EXERCISE INPUTS -
.....
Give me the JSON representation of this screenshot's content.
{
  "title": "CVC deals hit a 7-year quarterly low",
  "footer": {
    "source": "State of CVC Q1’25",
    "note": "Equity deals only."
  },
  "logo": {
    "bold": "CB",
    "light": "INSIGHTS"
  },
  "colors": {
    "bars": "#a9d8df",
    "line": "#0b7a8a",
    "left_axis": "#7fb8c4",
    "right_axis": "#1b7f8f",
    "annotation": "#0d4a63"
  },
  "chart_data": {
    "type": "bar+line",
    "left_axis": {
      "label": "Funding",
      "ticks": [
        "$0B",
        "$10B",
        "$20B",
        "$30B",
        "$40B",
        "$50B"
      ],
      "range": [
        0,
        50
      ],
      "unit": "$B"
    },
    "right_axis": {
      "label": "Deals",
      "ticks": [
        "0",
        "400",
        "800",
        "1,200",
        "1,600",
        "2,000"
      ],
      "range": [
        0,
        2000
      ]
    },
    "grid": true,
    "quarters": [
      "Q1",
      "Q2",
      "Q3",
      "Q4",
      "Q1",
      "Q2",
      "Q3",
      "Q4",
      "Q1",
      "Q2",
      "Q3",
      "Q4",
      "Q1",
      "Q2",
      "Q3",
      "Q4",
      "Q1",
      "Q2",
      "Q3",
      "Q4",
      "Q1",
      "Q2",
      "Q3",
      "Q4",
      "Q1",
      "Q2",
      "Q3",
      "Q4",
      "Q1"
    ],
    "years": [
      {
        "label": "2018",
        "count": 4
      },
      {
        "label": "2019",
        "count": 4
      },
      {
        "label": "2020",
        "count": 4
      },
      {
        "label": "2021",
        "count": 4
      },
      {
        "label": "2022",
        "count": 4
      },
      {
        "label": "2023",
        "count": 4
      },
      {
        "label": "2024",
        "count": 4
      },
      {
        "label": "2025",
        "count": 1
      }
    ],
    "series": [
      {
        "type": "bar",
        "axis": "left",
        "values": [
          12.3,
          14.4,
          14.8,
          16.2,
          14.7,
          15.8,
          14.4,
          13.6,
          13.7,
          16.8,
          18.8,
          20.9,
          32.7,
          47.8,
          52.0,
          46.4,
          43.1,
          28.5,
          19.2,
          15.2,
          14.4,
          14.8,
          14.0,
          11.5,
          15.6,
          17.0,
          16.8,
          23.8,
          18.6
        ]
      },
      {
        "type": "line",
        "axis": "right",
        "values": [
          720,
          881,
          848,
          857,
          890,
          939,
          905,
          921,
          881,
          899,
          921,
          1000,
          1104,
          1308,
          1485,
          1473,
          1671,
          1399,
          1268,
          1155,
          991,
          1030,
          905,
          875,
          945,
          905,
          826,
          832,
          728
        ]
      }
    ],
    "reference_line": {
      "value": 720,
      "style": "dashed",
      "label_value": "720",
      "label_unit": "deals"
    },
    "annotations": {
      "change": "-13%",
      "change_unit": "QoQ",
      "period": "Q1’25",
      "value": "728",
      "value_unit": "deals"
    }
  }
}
.....
WORK TO DO -
Extract all of the material exactly as it is written.

ANSWER TO THE TASK -
Give me the JSON representation of this screenshot's content.
{
  "title": "CVC deals hit a 7-year quarterly low",
  "footer": {
    "source": "State of CVC Q1’25",
    "note": "Equity deals only."
  },
  "logo": {
    "bold": "CB",
    "light": "INSIGHTS"
  },
  "colors": {
    "bars": "#a9d8df",
    "line": "#0b7a8a",
    "left_axis": "#7fb8c4",
    "right_axis": "#1b7f8f",
    "annotation": "#0d4a63"
  },
  "chart_data": {
    "type": "bar+line",
    "left_axis": {
      "label": "Funding",
      "ticks": [
        "$0B",
        "$10B",
        "$20B",
        "$30B",
        "$40B",
        "$50B"
      ],
      "range": [
        0,
        50
      ],
      "unit": "$B"
    },
    "right_axis": {
      "label": "Deals",
      "ticks": [
        "0",
        "400",
        "800",
        "1,200",
        "1,600",
        "2,000"
      ],
      "range": [
        0,
        2000
      ]
    },
    "grid": true,
    "quarters": [
      "Q1",
      "Q2",
      "Q3",
      "Q4",
      "Q1",
      "Q2",
      "Q3",
      "Q4",
      "Q1",
      "Q2",
      "Q3",
      "Q4",
      "Q1",
      "Q2",
      "Q3",
      "Q4",
      "Q1",
      "Q2",
      "Q3",
      "Q4",
      "Q1",
      "Q2",
      "Q3",
      "Q4",
      "Q1",
      "Q2",
      "Q3",
      "Q4",
      "Q1"
    ],
    "years": [
      {
        "label": "2018",
        "count": 4
      },
      {
        "label": "2019",
        "count": 4
      },
      {
        "label": "2020",
        "count": 4
      },
      {
        "label": "2021",
        "count": 4
      },
      {
        "label": "2022",
        "count": 4
      },
      {
        "label": "2023",
        "count": 4
      },
      {
        "label": "2024",
        "count": 4
      },
      {
        "label": "2025",
        "count": 1
      }
    ],
    "series": [
      {
        "type": "bar",
        "axis": "left",
        "values": [
          12.3,
          14.4,
          14.8,
          16.2,
          14.7,
          15.8,
          14.4,
          13.6,
          13.7,
          16.8,
          18.8,
          20.9,
          32.7,
          47.8,
          52.0,
          46.4,
          43.1,
          28.5,
          19.2,
          15.2,
          14.4,
          14.8,
          14.0,
          11.5,
          15.6,
          17.0,
          16.8,
          23.8,
          18.6
        ]
      },
      {
        "type": "line",
        "axis": "right",
        "values": [
          720,
          881,
          848,
          857,
          890,
          939,
          905,
          921,
          881,
          899,
          921,
          1000,
          1104,
          1308,
          1485,
          1473,
          1671,
          1399,
          1268,
          1155,
          991,
          1030,
          905,
          875,
          945,
          905,
          826,
          832,
          728
        ]
      }
    ],
    "reference_line": {
      "value": 720,
      "style": "dashed",
      "label_value": "720",
      "label_unit": "deals"
    },
    "annotations": {
      "change": "-13%",
      "change_unit": "QoQ",
      "period": "Q1’25",
      "value": "728",
      "value_unit": "deals"
    }
  }
}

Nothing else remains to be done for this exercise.